Dataset excerpt:
┌──

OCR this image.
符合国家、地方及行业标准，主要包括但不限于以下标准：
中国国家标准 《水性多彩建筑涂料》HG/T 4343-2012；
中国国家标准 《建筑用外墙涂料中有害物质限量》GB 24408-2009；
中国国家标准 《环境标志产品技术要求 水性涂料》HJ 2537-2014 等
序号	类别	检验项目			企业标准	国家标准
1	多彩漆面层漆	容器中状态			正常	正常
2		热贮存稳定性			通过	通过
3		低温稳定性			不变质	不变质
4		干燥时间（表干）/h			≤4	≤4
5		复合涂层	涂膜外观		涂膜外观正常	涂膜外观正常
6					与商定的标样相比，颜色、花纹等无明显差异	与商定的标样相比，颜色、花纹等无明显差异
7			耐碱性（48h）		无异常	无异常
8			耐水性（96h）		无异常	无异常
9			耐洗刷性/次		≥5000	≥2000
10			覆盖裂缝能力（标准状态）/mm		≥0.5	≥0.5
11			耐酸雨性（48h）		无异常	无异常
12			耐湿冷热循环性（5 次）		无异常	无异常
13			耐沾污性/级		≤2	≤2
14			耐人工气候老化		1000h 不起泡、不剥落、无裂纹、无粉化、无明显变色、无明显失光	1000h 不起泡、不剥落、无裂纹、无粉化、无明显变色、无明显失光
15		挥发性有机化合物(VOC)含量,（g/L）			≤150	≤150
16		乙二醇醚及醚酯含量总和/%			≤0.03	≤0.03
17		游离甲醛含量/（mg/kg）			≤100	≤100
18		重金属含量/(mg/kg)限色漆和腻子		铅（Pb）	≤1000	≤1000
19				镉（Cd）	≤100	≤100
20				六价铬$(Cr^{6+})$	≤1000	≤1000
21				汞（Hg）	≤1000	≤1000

└──

• **EXERCISE**
Exactly reproduce the material above.

• **RESULT**
OCR this image.
符合国家、地方及行业标准，主要包括但不限于以下标准：
中国国家标准 《水性多彩建筑涂料》HG/T 4343-2012；
中国国家标准 《建筑用外墙涂料中有害物质限量》GB 24408-2009；
中国国家标准 《环境标志产品技术要求 水性涂料》HJ 2537-2014 等
序号	类别	检验项目			企业标准	国家标准
1	多彩漆面层漆	容器中状态			正常	正常
2		热贮存稳定性			通过	通过
3		低温稳定性			不变质	不变质
4		干燥时间（表干）/h			≤4	≤4
5		复合涂层	涂膜外观		涂膜外观正常	涂膜外观正常
6					与商定的标样相比，颜色、花纹等无明显差异	与商定的标样相比，颜色、花纹等无明显差异
7			耐碱性（48h）		无异常	无异常
8			耐水性（96h）		无异常	无异常
9			耐洗刷性/次		≥5000	≥2000
10			覆盖裂缝能力（标准状态）/mm		≥0.5	≥0.5
11			耐酸雨性（48h）		无异常	无异常
12			耐湿冷热循环性（5 次）		无异常	无异常
13			耐沾污性/级		≤2	≤2
14			耐人工气候老化		1000h 不起泡、不剥落、无裂纹、无粉化、无明显变色、无明显失光	1000h 不起泡、不剥落、无裂纹、无粉化、无明显变色、无明显失光
15		挥发性有机化合物(VOC)含量,（g/L）			≤150	≤150
16		乙二醇醚及醚酯含量总和/%			≤0.03	≤0.03
17		游离甲醛含量/（mg/kg）			≤100	≤100
18		重金属含量/(mg/kg)限色漆和腻子		铅（Pb）	≤1000	≤1000
19				镉（Cd）	≤100	≤100
20				六价铬$(Cr^{6+})$	≤1000	≤1000
21				汞（Hg）	≤1000	≤1000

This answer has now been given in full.